## START EXTRACTED MATERIAL

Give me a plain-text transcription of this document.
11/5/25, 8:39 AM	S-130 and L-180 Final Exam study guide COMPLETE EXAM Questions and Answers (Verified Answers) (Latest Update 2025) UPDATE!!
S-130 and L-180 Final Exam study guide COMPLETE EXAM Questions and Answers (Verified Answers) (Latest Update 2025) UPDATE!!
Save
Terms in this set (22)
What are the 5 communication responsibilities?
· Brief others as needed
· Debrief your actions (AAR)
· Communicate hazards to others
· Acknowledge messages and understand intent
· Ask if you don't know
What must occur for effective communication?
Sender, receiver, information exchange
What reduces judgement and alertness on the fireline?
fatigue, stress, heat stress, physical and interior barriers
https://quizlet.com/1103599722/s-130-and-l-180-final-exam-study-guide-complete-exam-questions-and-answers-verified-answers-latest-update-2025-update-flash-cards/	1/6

## END EXTRACTED MATERIAL

### TO BE DONE
Take the lines above and retype all of them exactly.

### SOLUTION
Give me a plain-text transcription of this document.
11/5/25, 8:39 AM	S-130 and L-180 Final Exam study guide COMPLETE EXAM Questions and Answers (Verified Answers) (Latest Update 2025) UPDATE!!
S-130 and L-180 Final Exam study guide COMPLETE EXAM Questions and Answers (Verified Answers) (Latest Update 2025) UPDATE!!
Save
Terms in this set (22)
What are the 5 communication responsibilities?
· Brief others as needed
· Debrief your actions (AAR)
· Communicate hazards to others
· Acknowledge messages and understand intent
· Ask if you don't know
What must occur for effective communication?
Sender, receiver, information exchange
What reduces judgement and alertness on the fireline?
fatigue, stress, heat stress, physical and interior barriers
https://quizlet.com/1103599722/s-130-and-l-180-final-exam-study-guide-complete-exam-questions-and-answers-verified-answers-latest-update-2025-update-flash-cards/	1/6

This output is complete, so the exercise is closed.